_What to do_. List each line of the data that holds the string "responsibility", please.

---------- Information supplied

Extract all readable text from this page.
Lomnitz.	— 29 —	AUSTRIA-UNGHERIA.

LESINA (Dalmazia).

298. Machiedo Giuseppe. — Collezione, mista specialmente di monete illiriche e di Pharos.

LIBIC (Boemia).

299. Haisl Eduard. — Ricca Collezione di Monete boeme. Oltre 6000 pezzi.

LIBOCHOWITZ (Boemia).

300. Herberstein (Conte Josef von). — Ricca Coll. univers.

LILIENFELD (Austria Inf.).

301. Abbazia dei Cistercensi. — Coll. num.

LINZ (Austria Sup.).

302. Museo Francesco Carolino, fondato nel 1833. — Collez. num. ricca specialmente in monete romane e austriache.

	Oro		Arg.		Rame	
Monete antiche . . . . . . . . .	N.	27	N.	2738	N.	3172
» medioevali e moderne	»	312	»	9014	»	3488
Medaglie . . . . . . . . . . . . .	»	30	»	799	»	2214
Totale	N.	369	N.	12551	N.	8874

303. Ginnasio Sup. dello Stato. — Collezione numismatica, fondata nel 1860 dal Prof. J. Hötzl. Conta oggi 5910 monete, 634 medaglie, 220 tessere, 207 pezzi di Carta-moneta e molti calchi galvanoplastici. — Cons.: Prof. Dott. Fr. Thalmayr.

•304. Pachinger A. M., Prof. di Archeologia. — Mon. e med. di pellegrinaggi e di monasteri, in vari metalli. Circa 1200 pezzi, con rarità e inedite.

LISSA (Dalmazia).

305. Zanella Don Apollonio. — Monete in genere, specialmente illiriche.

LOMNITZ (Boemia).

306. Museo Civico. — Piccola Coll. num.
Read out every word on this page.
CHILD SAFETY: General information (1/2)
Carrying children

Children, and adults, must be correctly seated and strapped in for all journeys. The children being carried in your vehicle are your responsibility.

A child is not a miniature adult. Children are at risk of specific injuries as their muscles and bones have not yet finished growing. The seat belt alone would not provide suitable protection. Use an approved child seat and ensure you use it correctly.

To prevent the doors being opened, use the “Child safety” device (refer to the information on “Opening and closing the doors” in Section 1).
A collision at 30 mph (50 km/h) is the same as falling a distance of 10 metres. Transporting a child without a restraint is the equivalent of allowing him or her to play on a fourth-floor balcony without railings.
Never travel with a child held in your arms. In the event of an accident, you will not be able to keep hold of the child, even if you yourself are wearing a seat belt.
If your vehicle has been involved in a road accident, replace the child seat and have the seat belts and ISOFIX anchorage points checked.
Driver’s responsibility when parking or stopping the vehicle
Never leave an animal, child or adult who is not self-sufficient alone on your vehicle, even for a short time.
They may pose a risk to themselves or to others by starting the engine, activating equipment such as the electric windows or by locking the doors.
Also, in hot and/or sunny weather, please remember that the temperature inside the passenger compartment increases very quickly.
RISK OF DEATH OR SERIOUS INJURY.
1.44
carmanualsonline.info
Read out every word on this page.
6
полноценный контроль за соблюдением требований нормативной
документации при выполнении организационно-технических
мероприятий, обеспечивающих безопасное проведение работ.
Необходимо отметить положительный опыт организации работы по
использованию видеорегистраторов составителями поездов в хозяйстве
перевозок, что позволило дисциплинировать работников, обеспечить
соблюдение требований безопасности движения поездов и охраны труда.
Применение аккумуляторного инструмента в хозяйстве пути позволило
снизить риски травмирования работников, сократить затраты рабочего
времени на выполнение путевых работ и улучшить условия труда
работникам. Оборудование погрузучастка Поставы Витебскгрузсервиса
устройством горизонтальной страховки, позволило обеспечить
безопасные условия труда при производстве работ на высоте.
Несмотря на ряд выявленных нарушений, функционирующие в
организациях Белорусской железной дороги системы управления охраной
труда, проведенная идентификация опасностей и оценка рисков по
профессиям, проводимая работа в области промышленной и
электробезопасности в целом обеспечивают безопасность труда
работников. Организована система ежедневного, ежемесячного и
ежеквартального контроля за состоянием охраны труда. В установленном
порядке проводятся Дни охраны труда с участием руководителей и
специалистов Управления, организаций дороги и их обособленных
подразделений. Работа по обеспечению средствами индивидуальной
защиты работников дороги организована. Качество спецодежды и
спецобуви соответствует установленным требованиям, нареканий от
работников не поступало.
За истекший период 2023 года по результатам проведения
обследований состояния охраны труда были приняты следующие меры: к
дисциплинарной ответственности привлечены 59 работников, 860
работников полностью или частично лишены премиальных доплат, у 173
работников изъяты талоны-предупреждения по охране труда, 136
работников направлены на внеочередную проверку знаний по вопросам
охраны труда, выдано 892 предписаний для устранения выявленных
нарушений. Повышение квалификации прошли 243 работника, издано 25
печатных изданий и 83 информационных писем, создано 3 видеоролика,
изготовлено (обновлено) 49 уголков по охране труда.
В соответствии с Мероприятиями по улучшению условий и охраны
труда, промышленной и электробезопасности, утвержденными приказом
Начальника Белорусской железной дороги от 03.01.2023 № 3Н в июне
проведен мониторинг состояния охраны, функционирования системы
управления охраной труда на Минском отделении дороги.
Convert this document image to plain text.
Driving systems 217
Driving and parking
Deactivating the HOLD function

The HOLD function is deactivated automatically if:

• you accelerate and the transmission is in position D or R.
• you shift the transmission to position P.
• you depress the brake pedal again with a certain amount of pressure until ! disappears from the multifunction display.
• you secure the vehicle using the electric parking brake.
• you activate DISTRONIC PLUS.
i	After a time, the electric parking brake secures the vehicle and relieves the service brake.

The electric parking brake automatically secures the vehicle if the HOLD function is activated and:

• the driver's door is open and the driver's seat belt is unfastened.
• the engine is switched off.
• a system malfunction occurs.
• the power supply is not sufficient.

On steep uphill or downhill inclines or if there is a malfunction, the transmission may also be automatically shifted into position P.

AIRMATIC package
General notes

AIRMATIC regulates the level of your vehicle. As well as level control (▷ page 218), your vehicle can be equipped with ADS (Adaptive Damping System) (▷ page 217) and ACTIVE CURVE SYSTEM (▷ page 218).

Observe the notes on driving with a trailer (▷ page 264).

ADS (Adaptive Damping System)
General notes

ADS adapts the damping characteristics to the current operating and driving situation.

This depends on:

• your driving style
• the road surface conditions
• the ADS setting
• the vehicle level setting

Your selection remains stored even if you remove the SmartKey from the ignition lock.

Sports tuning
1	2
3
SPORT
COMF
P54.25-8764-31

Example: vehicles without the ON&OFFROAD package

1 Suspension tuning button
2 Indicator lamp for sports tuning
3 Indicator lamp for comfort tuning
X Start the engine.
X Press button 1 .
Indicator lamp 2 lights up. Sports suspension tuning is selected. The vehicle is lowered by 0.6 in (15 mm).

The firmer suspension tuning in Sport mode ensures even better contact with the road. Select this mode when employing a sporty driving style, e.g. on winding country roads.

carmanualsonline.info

--------------------

_Result of this exercise_.
Children, and adults, must be correctly seated and strapped in for all journeys. The children being carried in your vehicle are your responsibility.
Driver’s responsibility when parking or stopping the vehicle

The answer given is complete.